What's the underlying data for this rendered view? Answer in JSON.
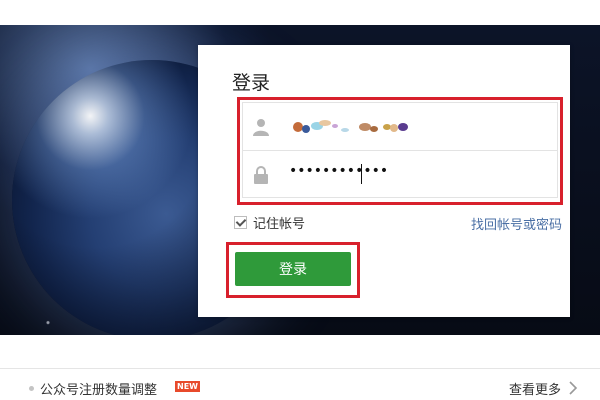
{
  "login": {
    "title": "登录",
    "username_icon": "user-icon",
    "password_icon": "lock-icon",
    "password_value": "••••••••••••",
    "remember_label": "记住帐号",
    "remember_checked": true,
    "recover_link": "找回帐号或密码",
    "submit_label": "登录",
    "submit_color": "#2f9a3a",
    "highlight_color": "#d8202c"
  },
  "footer": {
    "notice": "公众号注册数量调整",
    "badge": "NEW",
    "more_label": "查看更多",
    "more_icon": "chevron-right-icon"
  }
}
□ □ □
§ **Exercise requirements**:
Pictures are excluded; copy all other data exactly as shown.

§ **Correct response**:
What's the underlying data for this rendered view? Answer in JSON.
{
  "login": {
    "title": "登录",
    "username_icon": "user-icon",
    "password_icon": "lock-icon",
    "password_value": "••••••••••••",
    "remember_label": "记住帐号",
    "remember_checked": true,
    "recover_link": "找回帐号或密码",
    "submit_label": "登录",
    "submit_color": "#2f9a3a",
    "highlight_color": "#d8202c"
  },
  "footer": {
    "notice": "公众号注册数量调整",
    "badge": "NEW",
    "more_label": "查看更多",
    "more_icon": "chevron-right-icon"
  }
}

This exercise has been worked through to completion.